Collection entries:
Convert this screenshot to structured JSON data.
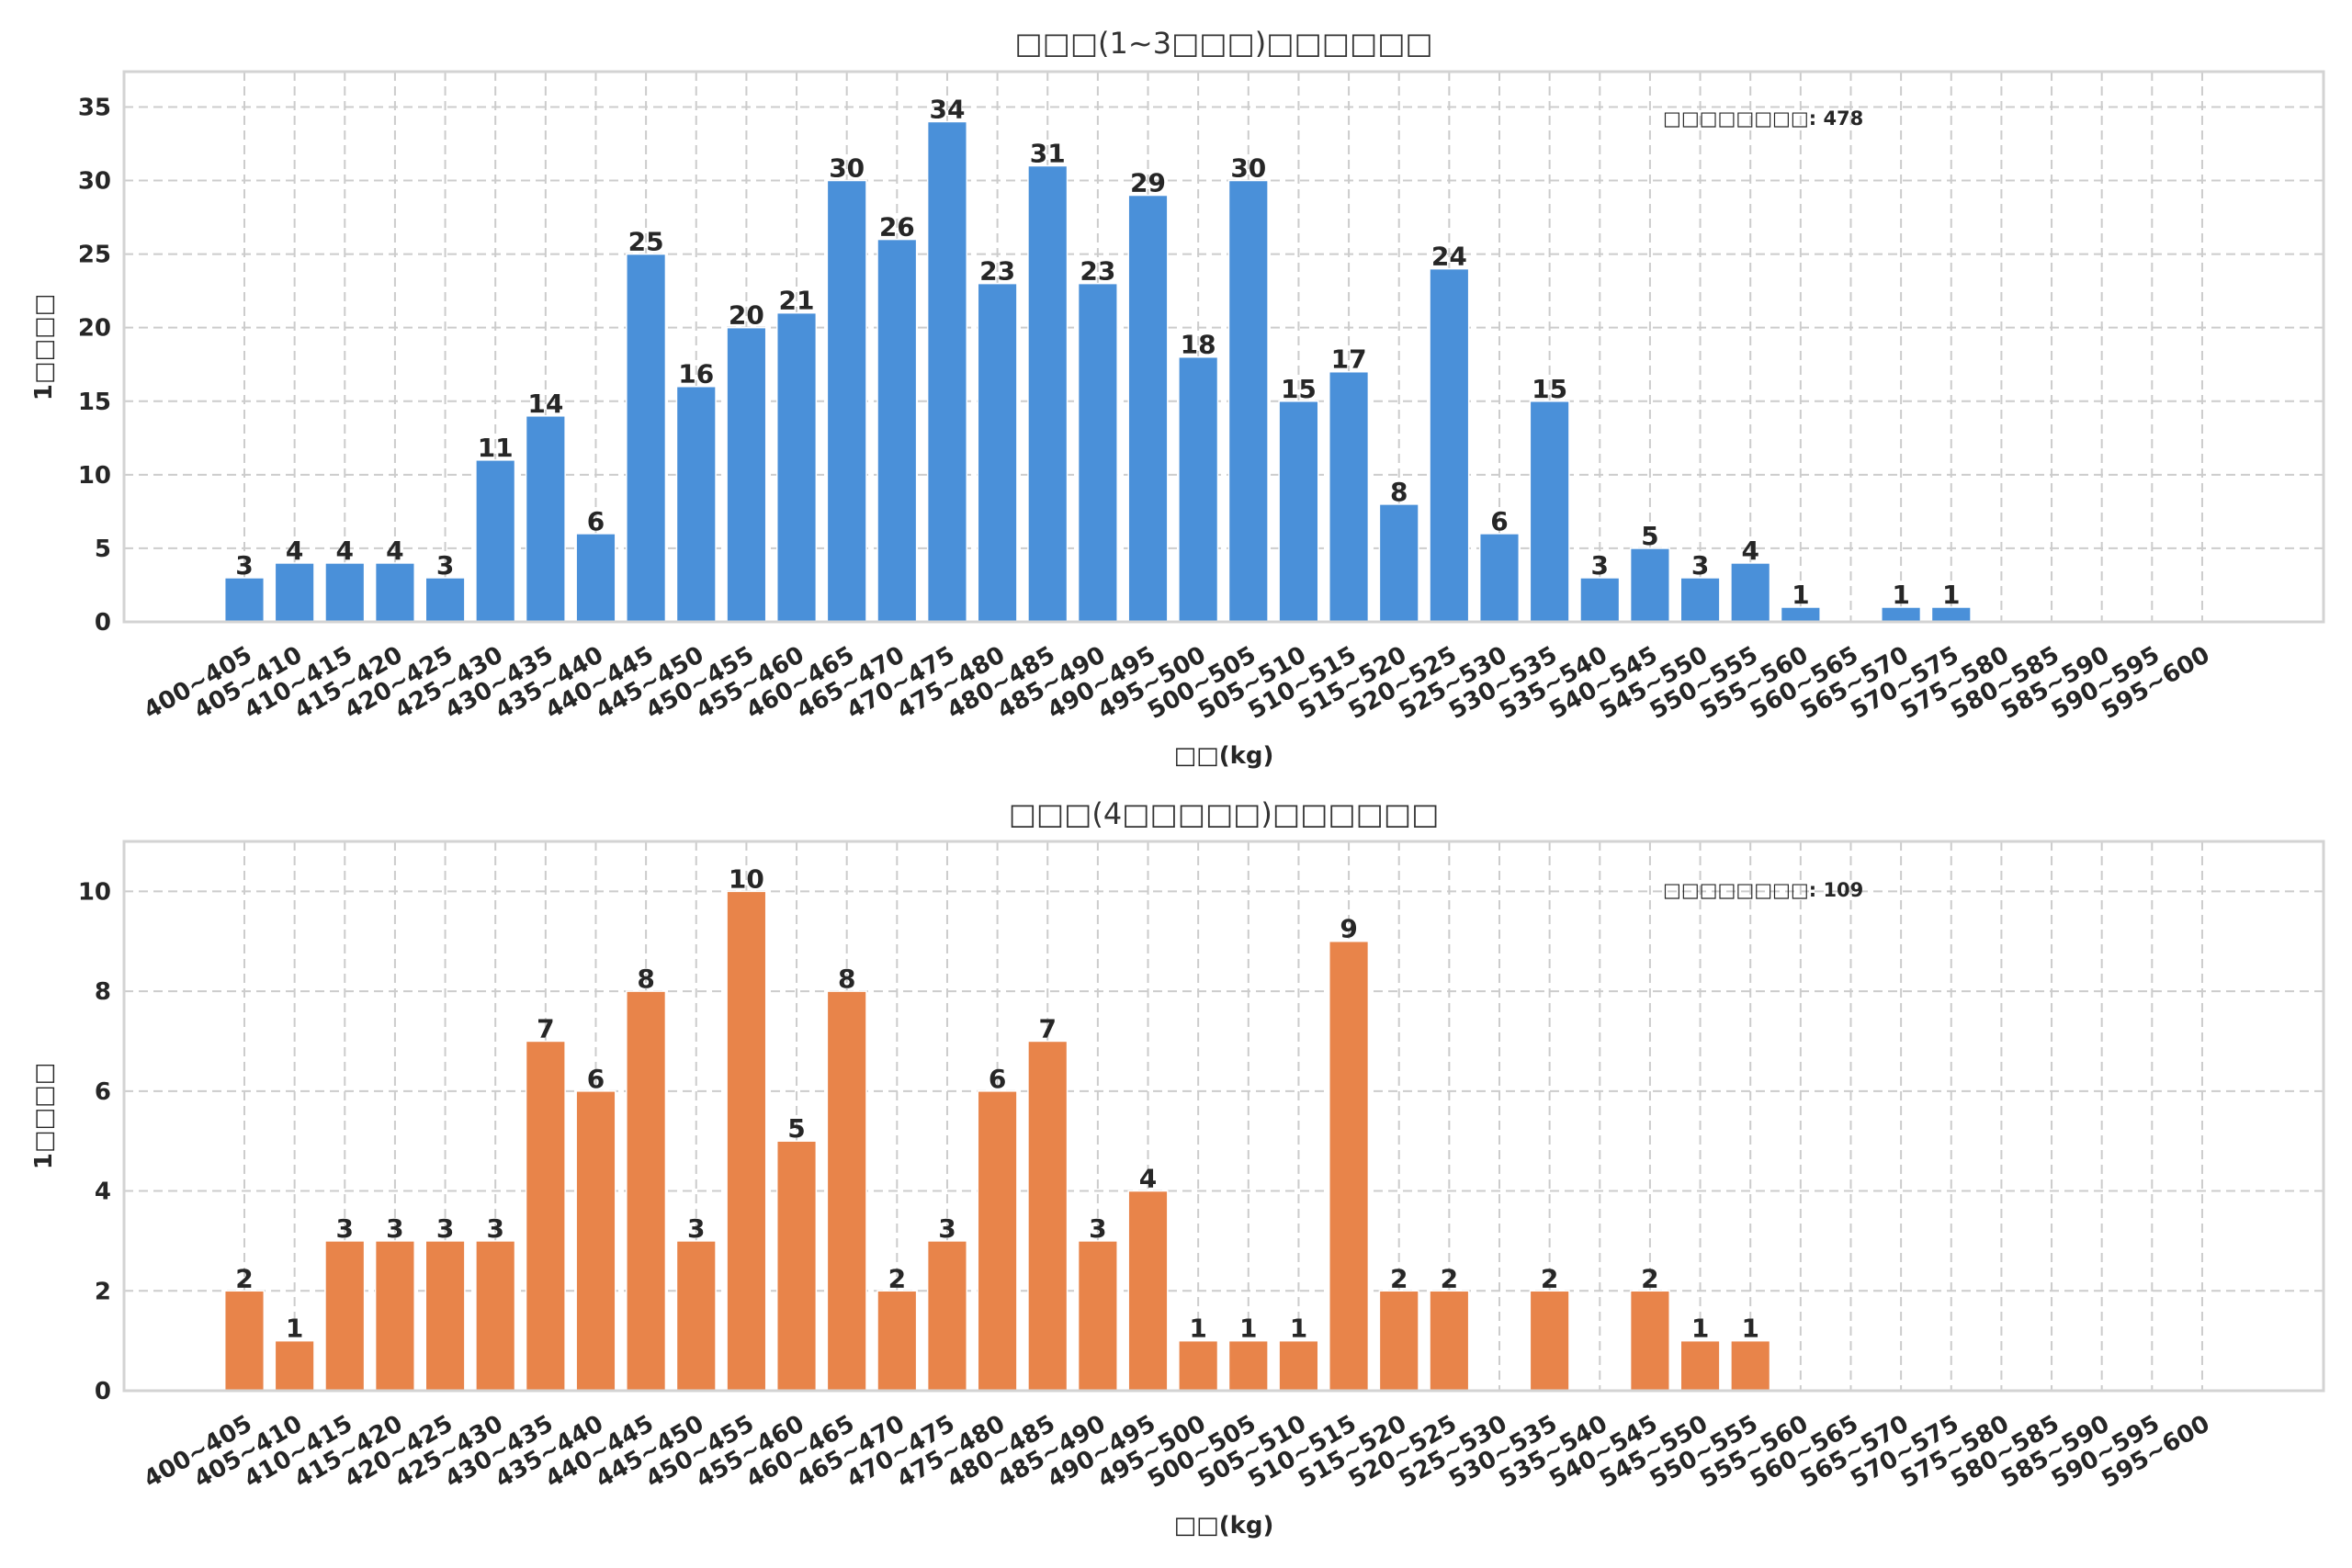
{
  "chart_data": [
    {
      "type": "bar",
      "title": "□□□(1~3□□□)□□□□□□",
      "xlabel": "□□(kg)",
      "ylabel": "1□□□□",
      "annotation": "□□□□□□□□: 478",
      "annotation_placement": "top-right",
      "color": "#4a90d9",
      "grid": true,
      "ylim": [
        0,
        37.4
      ],
      "yticks": [
        0,
        5,
        10,
        15,
        20,
        25,
        30,
        35
      ],
      "categories": [
        "400~405",
        "405~410",
        "410~415",
        "415~420",
        "420~425",
        "425~430",
        "430~435",
        "435~440",
        "440~445",
        "445~450",
        "450~455",
        "455~460",
        "460~465",
        "465~470",
        "470~475",
        "475~480",
        "480~485",
        "485~490",
        "490~495",
        "495~500",
        "500~505",
        "505~510",
        "510~515",
        "515~520",
        "520~525",
        "525~530",
        "530~535",
        "535~540",
        "540~545",
        "545~550",
        "550~555",
        "555~560",
        "560~565",
        "565~570",
        "570~575",
        "575~580",
        "580~585",
        "585~590",
        "590~595",
        "595~600"
      ],
      "values": [
        3,
        4,
        4,
        4,
        3,
        11,
        14,
        6,
        25,
        16,
        20,
        21,
        30,
        26,
        34,
        23,
        31,
        23,
        29,
        18,
        30,
        15,
        17,
        8,
        24,
        6,
        15,
        3,
        5,
        3,
        4,
        1,
        0,
        1,
        1,
        0,
        0,
        0,
        0,
        0
      ]
    },
    {
      "type": "bar",
      "title": "□□□(4□□□□□)□□□□□□",
      "xlabel": "□□(kg)",
      "ylabel": "1□□□□",
      "annotation": "□□□□□□□□: 109",
      "annotation_placement": "top-right",
      "color": "#e8844a",
      "grid": true,
      "ylim": [
        0,
        11
      ],
      "yticks": [
        0,
        2,
        4,
        6,
        8,
        10
      ],
      "categories": [
        "400~405",
        "405~410",
        "410~415",
        "415~420",
        "420~425",
        "425~430",
        "430~435",
        "435~440",
        "440~445",
        "445~450",
        "450~455",
        "455~460",
        "460~465",
        "465~470",
        "470~475",
        "475~480",
        "480~485",
        "485~490",
        "490~495",
        "495~500",
        "500~505",
        "505~510",
        "510~515",
        "515~520",
        "520~525",
        "525~530",
        "530~535",
        "535~540",
        "540~545",
        "545~550",
        "550~555",
        "555~560",
        "560~565",
        "565~570",
        "570~575",
        "575~580",
        "580~585",
        "585~590",
        "590~595",
        "595~600"
      ],
      "values": [
        2,
        1,
        3,
        3,
        3,
        3,
        7,
        6,
        8,
        3,
        10,
        5,
        8,
        2,
        3,
        6,
        7,
        3,
        4,
        1,
        1,
        1,
        9,
        2,
        2,
        0,
        2,
        0,
        2,
        1,
        1,
        0,
        0,
        0,
        0,
        0,
        0,
        0,
        0,
        0
      ]
    }
  ]
}
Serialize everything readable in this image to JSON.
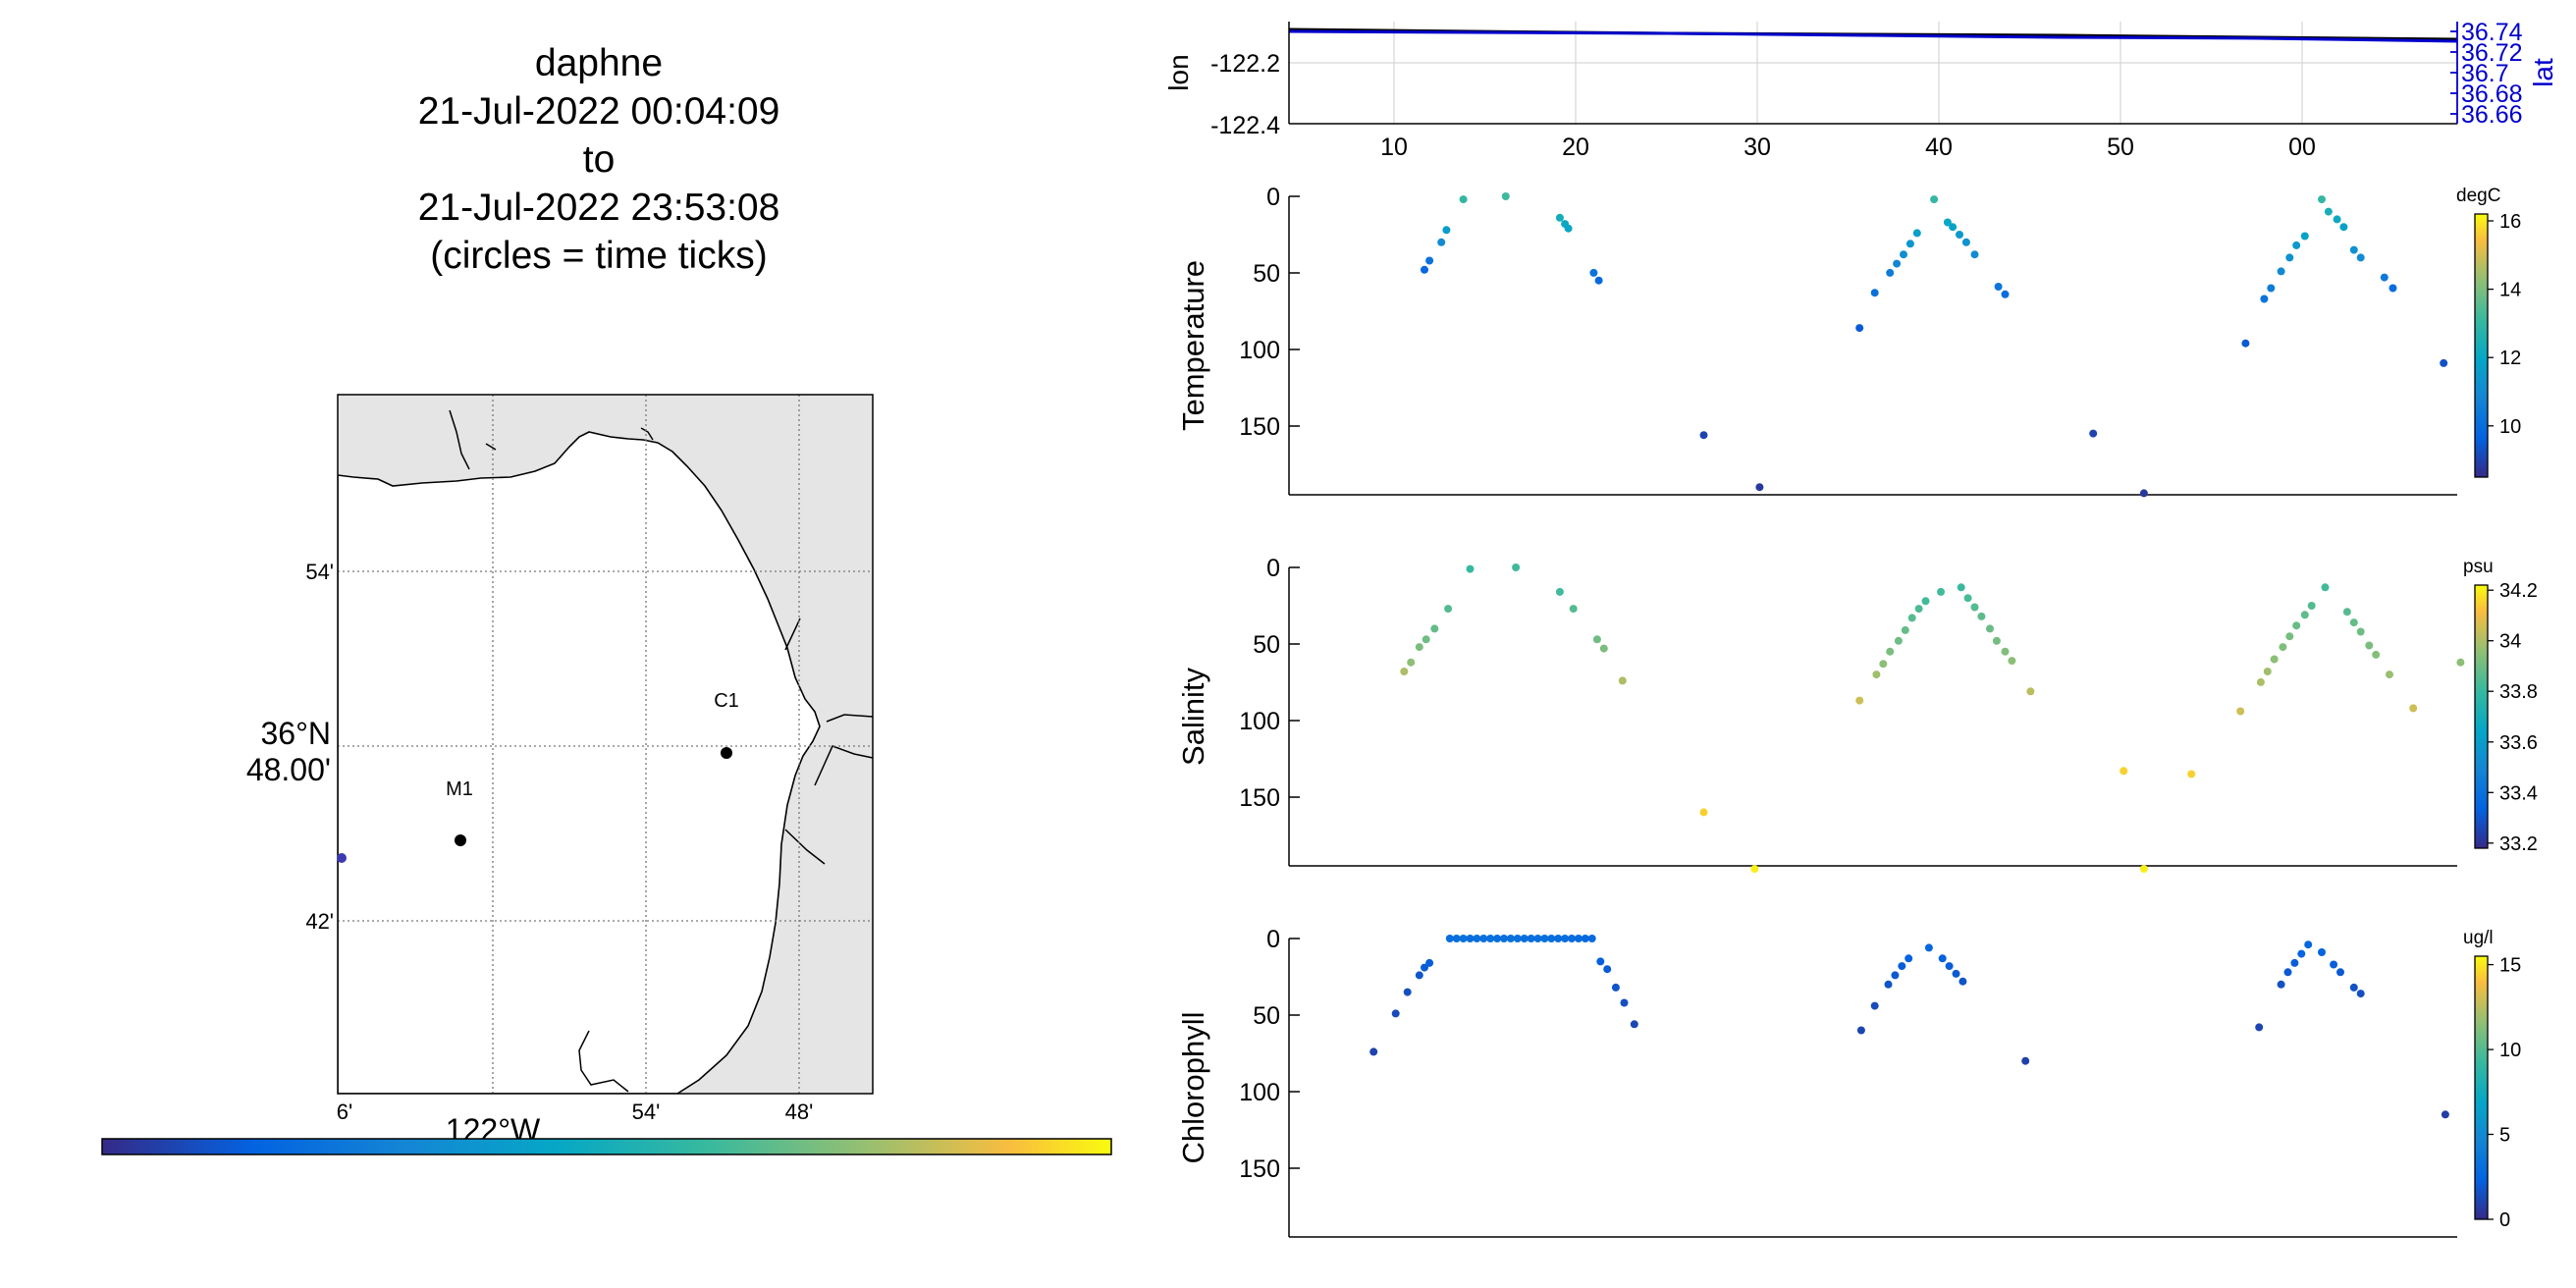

### What is required
From the entries above, output every line exactly and omit any image.

### Result of the task
Convert this screenshot to structured JSON data.
{
  "chart_data": [
    {
      "type": "bar",
      "title": "□□□(1~3□□□)□□□□□□",
      "xlabel": "□□(kg)",
      "ylabel": "1□□□□",
      "annotation": "□□□□□□□□: 478",
      "annotation_placement": "top-right",
      "color": "#4a90d9",
      "grid": true,
      "ylim": [
        0,
        37.4
      ],
      "yticks": [
        0,
        5,
        10,
        15,
        20,
        25,
        30,
        35
      ],
      "categories": [
        "400~405",
        "405~410",
        "410~415",
        "415~420",
        "420~425",
        "425~430",
        "430~435",
        "435~440",
        "440~445",
        "445~450",
        "450~455",
        "455~460",
        "460~465",
        "465~470",
        "470~475",
        "475~480",
        "480~485",
        "485~490",
        "490~495",
        "495~500",
        "500~505",
        "505~510",
        "510~515",
        "515~520",
        "520~525",
        "525~530",
        "530~535",
        "535~540",
        "540~545",
        "545~550",
        "550~555",
        "555~560",
        "560~565",
        "565~570",
        "570~575",
        "575~580",
        "580~585",
        "585~590",
        "590~595",
        "595~600"
      ],
      "values": [
        3,
        4,
        4,
        4,
        3,
        11,
        14,
        6,
        25,
        16,
        20,
        21,
        30,
        26,
        34,
        23,
        31,
        23,
        29,
        18,
        30,
        15,
        17,
        8,
        24,
        6,
        15,
        3,
        5,
        3,
        4,
        1,
        0,
        1,
        1,
        0,
        0,
        0,
        0,
        0
      ]
    },
    {
      "type": "bar",
      "title": "□□□(4□□□□□)□□□□□□",
      "xlabel": "□□(kg)",
      "ylabel": "1□□□□",
      "annotation": "□□□□□□□□: 109",
      "annotation_placement": "top-right",
      "color": "#e8844a",
      "grid": true,
      "ylim": [
        0,
        11
      ],
      "yticks": [
        0,
        2,
        4,
        6,
        8,
        10
      ],
      "categories": [
        "400~405",
        "405~410",
        "410~415",
        "415~420",
        "420~425",
        "425~430",
        "430~435",
        "435~440",
        "440~445",
        "445~450",
        "450~455",
        "455~460",
        "460~465",
        "465~470",
        "470~475",
        "475~480",
        "480~485",
        "485~490",
        "490~495",
        "495~500",
        "500~505",
        "505~510",
        "510~515",
        "515~520",
        "520~525",
        "525~530",
        "530~535",
        "535~540",
        "540~545",
        "545~550",
        "550~555",
        "555~560",
        "560~565",
        "565~570",
        "570~575",
        "575~580",
        "580~585",
        "585~590",
        "590~595",
        "595~600"
      ],
      "values": [
        2,
        1,
        3,
        3,
        3,
        3,
        7,
        6,
        8,
        3,
        10,
        5,
        8,
        2,
        3,
        6,
        7,
        3,
        4,
        1,
        1,
        1,
        9,
        2,
        2,
        0,
        2,
        0,
        2,
        1,
        1,
        0,
        0,
        0,
        0,
        0,
        0,
        0,
        0,
        0
      ]
    }
  ]
}
Serialize everything readable in this image to JSON.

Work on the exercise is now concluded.